» Set task
Find "Output the text content of this document." in the material below, then copy that line and every subsequent line to the end, exactly.

» Given information
START

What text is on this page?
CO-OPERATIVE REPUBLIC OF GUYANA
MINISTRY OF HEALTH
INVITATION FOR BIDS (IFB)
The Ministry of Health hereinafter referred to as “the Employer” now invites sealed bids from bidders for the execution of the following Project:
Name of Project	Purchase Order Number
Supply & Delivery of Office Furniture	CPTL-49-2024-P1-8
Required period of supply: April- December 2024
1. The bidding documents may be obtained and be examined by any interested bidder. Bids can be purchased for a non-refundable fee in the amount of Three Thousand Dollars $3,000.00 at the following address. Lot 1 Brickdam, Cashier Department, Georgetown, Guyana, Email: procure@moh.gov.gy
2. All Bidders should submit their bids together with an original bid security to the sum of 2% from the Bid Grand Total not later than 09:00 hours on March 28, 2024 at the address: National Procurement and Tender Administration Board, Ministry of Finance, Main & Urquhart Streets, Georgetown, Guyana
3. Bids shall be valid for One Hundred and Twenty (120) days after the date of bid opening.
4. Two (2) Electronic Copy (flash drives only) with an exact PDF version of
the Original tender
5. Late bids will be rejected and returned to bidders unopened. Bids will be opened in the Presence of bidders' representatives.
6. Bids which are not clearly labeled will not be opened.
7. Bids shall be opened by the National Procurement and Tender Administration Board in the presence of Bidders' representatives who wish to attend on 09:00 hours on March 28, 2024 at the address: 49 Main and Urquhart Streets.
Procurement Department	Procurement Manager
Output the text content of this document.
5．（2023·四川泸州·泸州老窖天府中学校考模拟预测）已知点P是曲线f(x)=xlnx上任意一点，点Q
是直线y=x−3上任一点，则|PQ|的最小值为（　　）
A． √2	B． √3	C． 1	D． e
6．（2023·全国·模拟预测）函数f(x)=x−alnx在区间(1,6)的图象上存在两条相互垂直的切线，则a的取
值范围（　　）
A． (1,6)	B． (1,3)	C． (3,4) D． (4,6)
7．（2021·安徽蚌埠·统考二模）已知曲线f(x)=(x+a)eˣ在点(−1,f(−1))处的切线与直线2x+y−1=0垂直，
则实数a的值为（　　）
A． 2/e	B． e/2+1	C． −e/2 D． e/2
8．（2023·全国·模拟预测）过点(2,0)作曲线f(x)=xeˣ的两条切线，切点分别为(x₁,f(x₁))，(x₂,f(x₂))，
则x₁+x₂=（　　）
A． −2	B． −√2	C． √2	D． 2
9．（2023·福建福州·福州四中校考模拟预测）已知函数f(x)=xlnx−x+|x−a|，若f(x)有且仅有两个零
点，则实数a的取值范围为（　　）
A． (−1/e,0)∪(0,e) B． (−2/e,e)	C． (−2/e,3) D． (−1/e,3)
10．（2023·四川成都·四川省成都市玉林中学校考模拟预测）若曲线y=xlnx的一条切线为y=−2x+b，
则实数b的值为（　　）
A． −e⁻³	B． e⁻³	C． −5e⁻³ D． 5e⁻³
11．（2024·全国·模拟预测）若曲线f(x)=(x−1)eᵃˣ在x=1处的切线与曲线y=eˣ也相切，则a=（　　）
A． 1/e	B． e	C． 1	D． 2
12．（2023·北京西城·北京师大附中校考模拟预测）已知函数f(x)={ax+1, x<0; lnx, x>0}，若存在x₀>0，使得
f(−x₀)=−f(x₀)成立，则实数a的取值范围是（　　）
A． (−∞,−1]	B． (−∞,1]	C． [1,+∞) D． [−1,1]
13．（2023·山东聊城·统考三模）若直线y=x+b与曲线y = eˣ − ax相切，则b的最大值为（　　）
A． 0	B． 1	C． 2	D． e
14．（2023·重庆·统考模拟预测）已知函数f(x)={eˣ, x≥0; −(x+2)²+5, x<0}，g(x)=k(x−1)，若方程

END

» Problem solution
Output the text content of this document.
5．（2023·四川泸州·泸州老窖天府中学校考模拟预测）已知点P是曲线f(x)=xlnx上任意一点，点Q
是直线y=x−3上任一点，则|PQ|的最小值为（　　）
A． √2	B． √3	C． 1	D． e
6．（2023·全国·模拟预测）函数f(x)=x−alnx在区间(1,6)的图象上存在两条相互垂直的切线，则a的取
值范围（　　）
A． (1,6)	B． (1,3)	C． (3,4) D． (4,6)
7．（2021·安徽蚌埠·统考二模）已知曲线f(x)=(x+a)eˣ在点(−1,f(−1))处的切线与直线2x+y−1=0垂直，
则实数a的值为（　　）
A． 2/e	B． e/2+1	C． −e/2 D． e/2
8．（2023·全国·模拟预测）过点(2,0)作曲线f(x)=xeˣ的两条切线，切点分别为(x₁,f(x₁))，(x₂,f(x₂))，
则x₁+x₂=（　　）
A． −2	B． −√2	C． √2	D． 2
9．（2023·福建福州·福州四中校考模拟预测）已知函数f(x)=xlnx−x+|x−a|，若f(x)有且仅有两个零
点，则实数a的取值范围为（　　）
A． (−1/e,0)∪(0,e) B． (−2/e,e)	C． (−2/e,3) D． (−1/e,3)
10．（2023·四川成都·四川省成都市玉林中学校考模拟预测）若曲线y=xlnx的一条切线为y=−2x+b，
则实数b的值为（　　）
A． −e⁻³	B． e⁻³	C． −5e⁻³ D． 5e⁻³
11．（2024·全国·模拟预测）若曲线f(x)=(x−1)eᵃˣ在x=1处的切线与曲线y=eˣ也相切，则a=（　　）
A． 1/e	B． e	C． 1	D． 2
12．（2023·北京西城·北京师大附中校考模拟预测）已知函数f(x)={ax+1, x<0; lnx, x>0}，若存在x₀>0，使得
f(−x₀)=−f(x₀)成立，则实数a的取值范围是（　　）
A． (−∞,−1]	B． (−∞,1]	C． [1,+∞) D． [−1,1]
13．（2023·山东聊城·统考三模）若直线y=x+b与曲线y = eˣ − ax相切，则b的最大值为（　　）
A． 0	B． 1	C． 2	D． e
14．（2023·重庆·统考模拟预测）已知函数f(x)={eˣ, x≥0; −(x+2)²+5, x<0}，g(x)=k(x−1)，若方程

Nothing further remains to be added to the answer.